WORK INSTRUCTIONS:
All lines below must be repeated exactly, with the pictures omitted.

[Stored records]
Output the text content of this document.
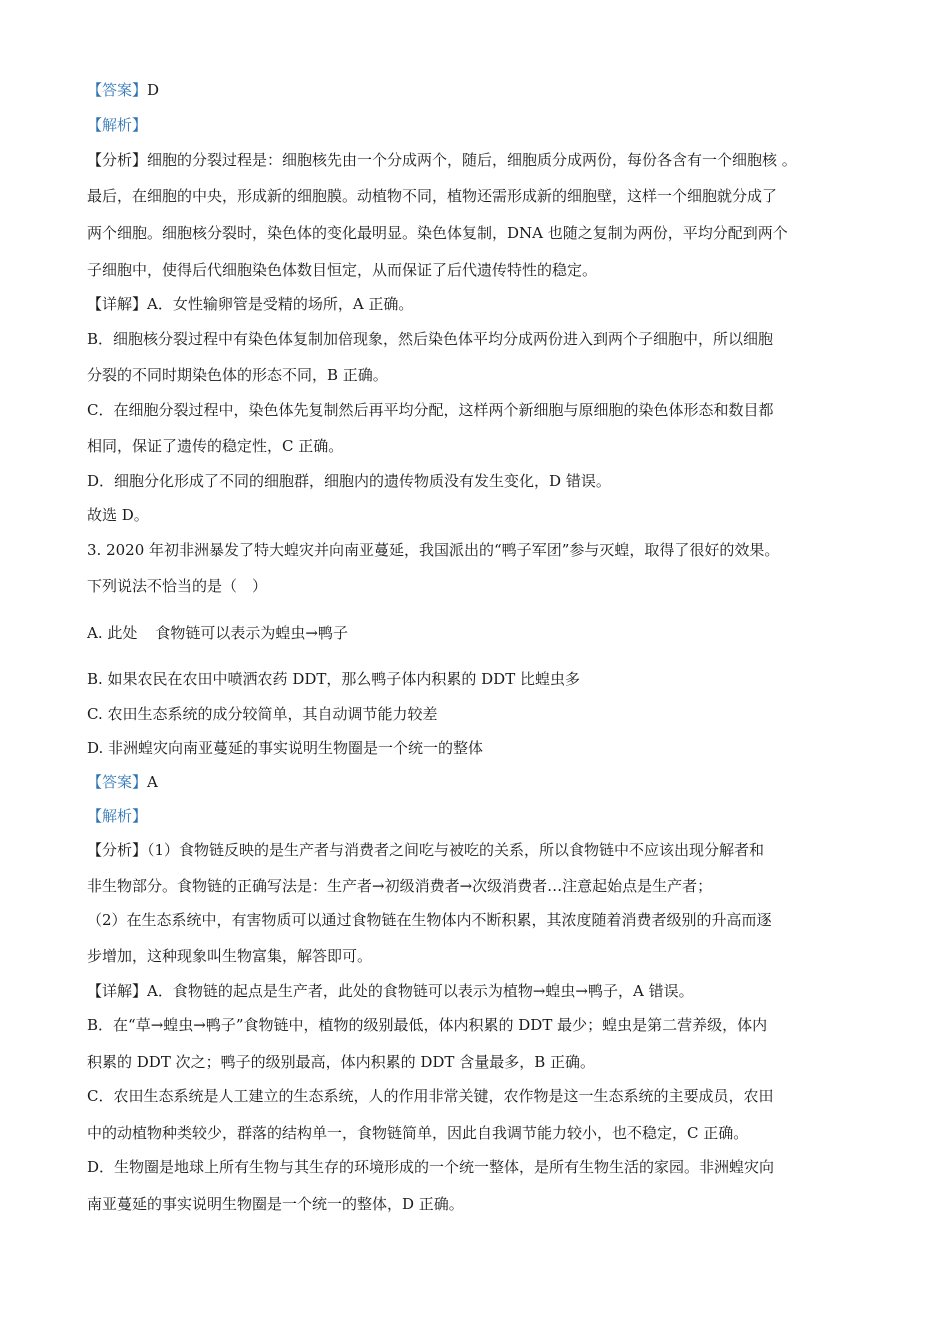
【答案】D
【解析】
【分析】细胞的分裂过程是：细胞核先由一个分成两个，随后，细胞质分成两份，每份各含有一个细胞核 。
最后，在细胞的中央，形成新的细胞膜。动植物不同，植物还需形成新的细胞壁，这样一个细胞就分成了
两个细胞。细胞核分裂时，染色体的变化最明显。染色体复制，DNA 也随之复制为两份，平均分配到两个
子细胞中，使得后代细胞染色体数目恒定，从而保证了后代遗传特性的稳定。
【详解】A．女性输卵管是受精的场所，A 正确。
B．细胞核分裂过程中有染色体复制加倍现象，然后染色体平均分成两份进入到两个子细胞中，所以细胞
分裂的不同时期染色体的形态不同，B 正确。
C．在细胞分裂过程中，染色体先复制然后再平均分配，这样两个新细胞与原细胞的染色体形态和数目都
相同，保证了遗传的稳定性，C 正确。
D．细胞分化形成了不同的细胞群，细胞内的遗传物质没有发生变化，D 错误。
故选 D。
3. 2020 年初非洲暴发了特大蝗灾并向南亚蔓延，我国派出的“鸭子军团”参与灭蝗，取得了很好的效果。
下列说法不恰当的是（　）
A. 此处 食物链可以表示为蝗虫→鸭子
B. 如果农民在农田中喷洒农药 DDT，那么鸭子体内积累的 DDT 比蝗虫多
C. 农田生态系统的成分较简单，其自动调节能力较差
D. 非洲蝗灾向南亚蔓延的事实说明生物圈是一个统一的整体
【答案】A
【解析】
【分析】（1）食物链反映的是生产者与消费者之间吃与被吃的关系，所以食物链中不应该出现分解者和
非生物部分。食物链的正确写法是：生产者→初级消费者→次级消费者…注意起始点是生产者；
（2）在生态系统中，有害物质可以通过食物链在生物体内不断积累，其浓度随着消费者级别的升高而逐
步增加，这种现象叫生物富集，解答即可。
【详解】A．食物链的起点是生产者，此处的食物链可以表示为植物→蝗虫→鸭子，A 错误。
B．在“草→蝗虫→鸭子”食物链中，植物的级别最低，体内积累的 DDT 最少；蝗虫是第二营养级，体内
积累的 DDT 次之；鸭子的级别最高，体内积累的 DDT 含量最多，B 正确。
C．农田生态系统是人工建立的生态系统，人的作用非常关键，农作物是这一生态系统的主要成员，农田
中的动植物种类较少，群落的结构单一，食物链简单，因此自我调节能力较小，也不稳定，C 正确。
D．生物圈是地球上所有生物与其生存的环境形成的一个统一整体，是所有生物生活的家园。非洲蝗灾向
南亚蔓延的事实说明生物圈是一个统一的整体，D 正确。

OUTPUT OF THE EXERCISE:
Output the text content of this document.
【答案】D
【解析】
【分析】细胞的分裂过程是：细胞核先由一个分成两个，随后，细胞质分成两份，每份各含有一个细胞核 。
最后，在细胞的中央，形成新的细胞膜。动植物不同，植物还需形成新的细胞壁，这样一个细胞就分成了
两个细胞。细胞核分裂时，染色体的变化最明显。染色体复制，DNA 也随之复制为两份，平均分配到两个
子细胞中，使得后代细胞染色体数目恒定，从而保证了后代遗传特性的稳定。
【详解】A．女性输卵管是受精的场所，A 正确。
B．细胞核分裂过程中有染色体复制加倍现象，然后染色体平均分成两份进入到两个子细胞中，所以细胞
分裂的不同时期染色体的形态不同，B 正确。
C．在细胞分裂过程中，染色体先复制然后再平均分配，这样两个新细胞与原细胞的染色体形态和数目都
相同，保证了遗传的稳定性，C 正确。
D．细胞分化形成了不同的细胞群，细胞内的遗传物质没有发生变化，D 错误。
故选 D。
3. 2020 年初非洲暴发了特大蝗灾并向南亚蔓延，我国派出的“鸭子军团”参与灭蝗，取得了很好的效果。
下列说法不恰当的是（　）
A. 此处 食物链可以表示为蝗虫→鸭子
B. 如果农民在农田中喷洒农药 DDT，那么鸭子体内积累的 DDT 比蝗虫多
C. 农田生态系统的成分较简单，其自动调节能力较差
D. 非洲蝗灾向南亚蔓延的事实说明生物圈是一个统一的整体
【答案】A
【解析】
【分析】（1）食物链反映的是生产者与消费者之间吃与被吃的关系，所以食物链中不应该出现分解者和
非生物部分。食物链的正确写法是：生产者→初级消费者→次级消费者…注意起始点是生产者；
（2）在生态系统中，有害物质可以通过食物链在生物体内不断积累，其浓度随着消费者级别的升高而逐
步增加，这种现象叫生物富集，解答即可。
【详解】A．食物链的起点是生产者，此处的食物链可以表示为植物→蝗虫→鸭子，A 错误。
B．在“草→蝗虫→鸭子”食物链中，植物的级别最低，体内积累的 DDT 最少；蝗虫是第二营养级，体内
积累的 DDT 次之；鸭子的级别最高，体内积累的 DDT 含量最多，B 正确。
C．农田生态系统是人工建立的生态系统，人的作用非常关键，农作物是这一生态系统的主要成员，农田
中的动植物种类较少，群落的结构单一，食物链简单，因此自我调节能力较小，也不稳定，C 正确。
D．生物圈是地球上所有生物与其生存的环境形成的一个统一整体，是所有生物生活的家园。非洲蝗灾向
南亚蔓延的事实说明生物圈是一个统一的整体，D 正确。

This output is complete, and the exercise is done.